What you will do :: Look through the data below. Pick out the lines holding the string "Payroll".

Entries supplied ::
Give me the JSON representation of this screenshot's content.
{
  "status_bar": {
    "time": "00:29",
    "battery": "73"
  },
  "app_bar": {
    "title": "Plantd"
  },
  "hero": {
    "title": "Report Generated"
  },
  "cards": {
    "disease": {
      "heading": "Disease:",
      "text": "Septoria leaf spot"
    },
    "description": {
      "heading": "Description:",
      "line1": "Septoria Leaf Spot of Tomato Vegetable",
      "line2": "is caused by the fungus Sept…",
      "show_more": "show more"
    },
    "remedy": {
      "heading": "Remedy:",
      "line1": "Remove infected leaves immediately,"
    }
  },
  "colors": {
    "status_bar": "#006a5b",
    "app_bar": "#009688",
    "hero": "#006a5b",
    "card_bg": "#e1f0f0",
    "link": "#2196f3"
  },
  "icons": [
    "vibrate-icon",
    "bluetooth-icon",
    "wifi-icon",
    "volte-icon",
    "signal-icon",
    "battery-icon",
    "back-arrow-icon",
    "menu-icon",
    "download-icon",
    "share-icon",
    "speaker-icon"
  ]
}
==
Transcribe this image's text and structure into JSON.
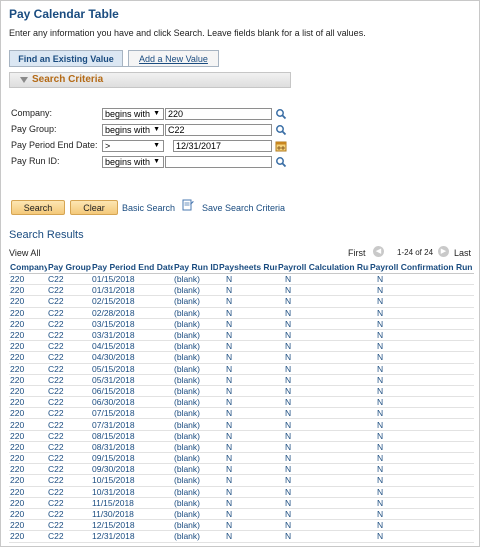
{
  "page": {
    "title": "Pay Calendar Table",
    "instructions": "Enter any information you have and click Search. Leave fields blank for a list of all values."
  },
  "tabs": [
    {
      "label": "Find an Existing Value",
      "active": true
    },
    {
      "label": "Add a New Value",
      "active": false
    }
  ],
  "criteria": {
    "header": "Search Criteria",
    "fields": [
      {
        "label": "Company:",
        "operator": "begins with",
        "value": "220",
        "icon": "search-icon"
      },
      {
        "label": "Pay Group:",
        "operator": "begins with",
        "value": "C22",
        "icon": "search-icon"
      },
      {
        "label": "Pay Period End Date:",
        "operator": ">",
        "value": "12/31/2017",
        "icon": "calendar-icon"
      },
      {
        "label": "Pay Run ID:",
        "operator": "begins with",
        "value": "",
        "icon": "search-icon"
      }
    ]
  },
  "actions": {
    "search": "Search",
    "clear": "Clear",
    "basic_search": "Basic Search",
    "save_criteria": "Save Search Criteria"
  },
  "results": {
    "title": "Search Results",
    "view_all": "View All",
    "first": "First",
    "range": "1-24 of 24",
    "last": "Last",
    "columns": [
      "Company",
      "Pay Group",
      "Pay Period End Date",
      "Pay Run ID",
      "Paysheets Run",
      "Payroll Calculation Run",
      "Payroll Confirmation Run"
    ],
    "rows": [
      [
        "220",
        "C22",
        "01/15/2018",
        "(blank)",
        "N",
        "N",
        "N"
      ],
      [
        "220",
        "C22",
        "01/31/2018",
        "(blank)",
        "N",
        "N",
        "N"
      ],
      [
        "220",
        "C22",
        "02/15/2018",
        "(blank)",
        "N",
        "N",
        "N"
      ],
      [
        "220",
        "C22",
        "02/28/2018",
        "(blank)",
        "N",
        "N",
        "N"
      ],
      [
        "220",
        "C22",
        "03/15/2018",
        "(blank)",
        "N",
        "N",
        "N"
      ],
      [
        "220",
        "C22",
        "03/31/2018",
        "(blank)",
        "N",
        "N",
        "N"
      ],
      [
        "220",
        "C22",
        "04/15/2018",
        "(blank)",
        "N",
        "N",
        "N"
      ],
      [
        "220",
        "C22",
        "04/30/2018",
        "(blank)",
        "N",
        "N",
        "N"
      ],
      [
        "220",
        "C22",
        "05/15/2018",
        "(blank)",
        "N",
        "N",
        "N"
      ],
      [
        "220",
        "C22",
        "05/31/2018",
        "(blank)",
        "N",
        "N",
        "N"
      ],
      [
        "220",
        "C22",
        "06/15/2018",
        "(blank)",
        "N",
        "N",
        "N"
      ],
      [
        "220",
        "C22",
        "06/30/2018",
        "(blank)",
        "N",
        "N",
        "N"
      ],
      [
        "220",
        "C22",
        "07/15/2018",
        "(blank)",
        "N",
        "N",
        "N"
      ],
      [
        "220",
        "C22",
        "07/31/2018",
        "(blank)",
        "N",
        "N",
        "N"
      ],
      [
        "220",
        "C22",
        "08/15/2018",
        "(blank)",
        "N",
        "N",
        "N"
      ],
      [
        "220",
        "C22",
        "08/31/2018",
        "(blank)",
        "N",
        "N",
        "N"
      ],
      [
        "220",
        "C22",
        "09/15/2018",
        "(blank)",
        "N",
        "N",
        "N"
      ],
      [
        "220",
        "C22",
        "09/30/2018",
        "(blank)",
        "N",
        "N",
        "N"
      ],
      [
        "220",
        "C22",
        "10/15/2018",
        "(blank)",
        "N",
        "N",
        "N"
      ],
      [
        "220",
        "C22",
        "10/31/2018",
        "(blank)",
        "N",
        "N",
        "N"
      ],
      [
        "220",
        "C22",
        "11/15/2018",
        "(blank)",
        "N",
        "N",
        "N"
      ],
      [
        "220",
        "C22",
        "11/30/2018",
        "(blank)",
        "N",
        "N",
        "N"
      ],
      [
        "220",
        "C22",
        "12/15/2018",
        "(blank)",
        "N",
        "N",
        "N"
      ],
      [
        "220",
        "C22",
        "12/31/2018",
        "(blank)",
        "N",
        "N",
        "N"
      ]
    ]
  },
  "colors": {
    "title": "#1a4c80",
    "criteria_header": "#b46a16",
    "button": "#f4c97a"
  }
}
* * *
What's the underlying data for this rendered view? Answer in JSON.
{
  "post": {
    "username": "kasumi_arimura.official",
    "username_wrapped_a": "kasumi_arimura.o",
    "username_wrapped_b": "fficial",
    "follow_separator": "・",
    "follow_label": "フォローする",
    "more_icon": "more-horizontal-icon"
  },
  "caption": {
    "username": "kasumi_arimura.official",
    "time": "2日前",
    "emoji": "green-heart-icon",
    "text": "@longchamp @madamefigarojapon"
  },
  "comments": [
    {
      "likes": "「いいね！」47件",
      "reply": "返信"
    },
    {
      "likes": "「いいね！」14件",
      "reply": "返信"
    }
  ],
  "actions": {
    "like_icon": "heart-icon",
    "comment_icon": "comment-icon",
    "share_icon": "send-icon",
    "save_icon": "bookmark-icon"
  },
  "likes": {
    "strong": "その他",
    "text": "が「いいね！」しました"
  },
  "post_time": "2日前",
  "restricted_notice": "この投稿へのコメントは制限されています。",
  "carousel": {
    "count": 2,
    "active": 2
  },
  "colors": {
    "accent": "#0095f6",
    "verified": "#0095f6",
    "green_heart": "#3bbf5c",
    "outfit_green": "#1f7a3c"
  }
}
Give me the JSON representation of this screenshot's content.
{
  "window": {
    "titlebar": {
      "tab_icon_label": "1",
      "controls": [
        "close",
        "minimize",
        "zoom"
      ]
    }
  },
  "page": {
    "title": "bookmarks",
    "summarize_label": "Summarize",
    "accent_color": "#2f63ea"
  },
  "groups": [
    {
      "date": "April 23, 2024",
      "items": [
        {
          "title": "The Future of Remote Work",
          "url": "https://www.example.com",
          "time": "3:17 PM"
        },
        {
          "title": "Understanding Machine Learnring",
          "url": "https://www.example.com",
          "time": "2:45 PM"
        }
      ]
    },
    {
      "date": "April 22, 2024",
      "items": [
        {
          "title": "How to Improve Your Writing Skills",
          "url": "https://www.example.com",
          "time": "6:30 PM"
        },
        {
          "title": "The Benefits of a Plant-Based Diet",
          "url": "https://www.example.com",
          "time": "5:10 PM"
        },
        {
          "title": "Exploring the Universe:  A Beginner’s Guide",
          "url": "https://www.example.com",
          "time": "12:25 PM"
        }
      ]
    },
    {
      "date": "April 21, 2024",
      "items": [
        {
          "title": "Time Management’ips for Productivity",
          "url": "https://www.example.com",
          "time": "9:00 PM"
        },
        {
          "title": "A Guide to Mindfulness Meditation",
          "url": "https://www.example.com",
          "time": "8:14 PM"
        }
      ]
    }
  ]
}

Task result ::
      "Payroll Calculation Run",
      "Payroll Confirmation Run"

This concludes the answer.